## Problem to work on
Gather each line containing the string "title" from these entries.

————

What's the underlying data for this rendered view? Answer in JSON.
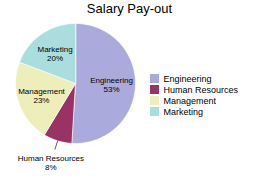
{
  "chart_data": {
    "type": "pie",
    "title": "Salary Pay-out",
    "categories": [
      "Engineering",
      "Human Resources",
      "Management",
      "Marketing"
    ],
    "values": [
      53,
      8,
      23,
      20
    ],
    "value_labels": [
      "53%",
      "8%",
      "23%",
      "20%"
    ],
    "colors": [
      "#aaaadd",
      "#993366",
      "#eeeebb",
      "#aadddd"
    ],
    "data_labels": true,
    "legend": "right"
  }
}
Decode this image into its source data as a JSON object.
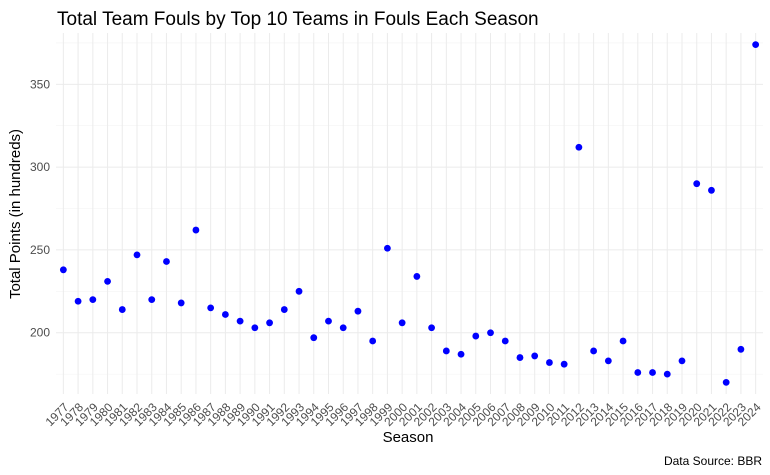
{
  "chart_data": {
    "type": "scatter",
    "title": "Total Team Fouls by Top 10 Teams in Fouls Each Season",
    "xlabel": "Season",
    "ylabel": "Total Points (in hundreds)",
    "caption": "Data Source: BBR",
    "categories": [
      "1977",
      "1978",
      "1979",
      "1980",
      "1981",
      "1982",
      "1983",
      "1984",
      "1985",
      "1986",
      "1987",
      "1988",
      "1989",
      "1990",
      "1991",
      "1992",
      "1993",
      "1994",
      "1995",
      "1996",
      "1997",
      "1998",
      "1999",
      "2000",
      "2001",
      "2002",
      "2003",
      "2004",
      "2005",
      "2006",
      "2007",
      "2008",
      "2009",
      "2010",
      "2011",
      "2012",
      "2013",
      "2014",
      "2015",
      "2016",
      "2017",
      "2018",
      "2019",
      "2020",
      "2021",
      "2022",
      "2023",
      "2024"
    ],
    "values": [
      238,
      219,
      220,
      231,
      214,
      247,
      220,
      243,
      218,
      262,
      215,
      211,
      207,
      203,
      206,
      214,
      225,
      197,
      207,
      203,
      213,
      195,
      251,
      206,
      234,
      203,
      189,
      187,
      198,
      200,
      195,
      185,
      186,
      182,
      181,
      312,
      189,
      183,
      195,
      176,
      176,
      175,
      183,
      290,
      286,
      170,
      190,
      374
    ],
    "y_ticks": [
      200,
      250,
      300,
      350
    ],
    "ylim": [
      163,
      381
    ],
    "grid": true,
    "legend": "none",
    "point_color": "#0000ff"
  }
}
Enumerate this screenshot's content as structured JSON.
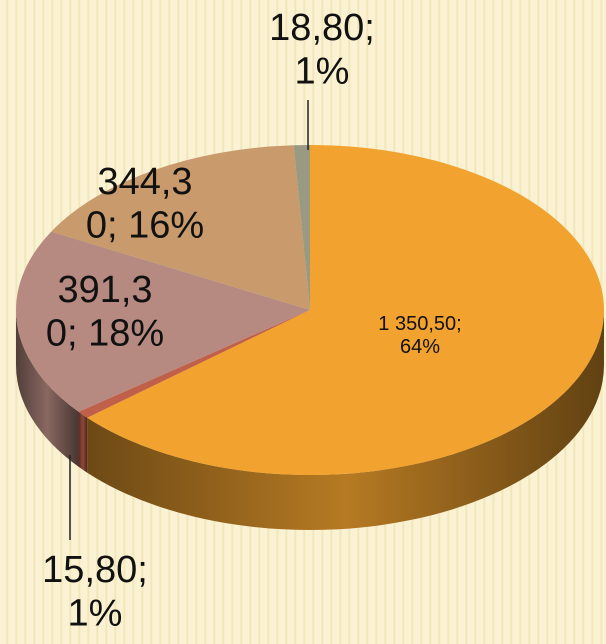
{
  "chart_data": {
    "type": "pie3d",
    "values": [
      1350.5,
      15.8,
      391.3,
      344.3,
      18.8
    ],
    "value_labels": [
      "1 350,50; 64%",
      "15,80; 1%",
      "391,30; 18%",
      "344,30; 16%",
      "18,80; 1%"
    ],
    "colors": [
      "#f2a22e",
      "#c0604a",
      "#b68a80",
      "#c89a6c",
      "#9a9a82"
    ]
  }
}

————

## Output for this task
    "title": "Salary Pay-out",
    "title": "Total Team Fouls by Top 10 Teams in Fouls Each Season",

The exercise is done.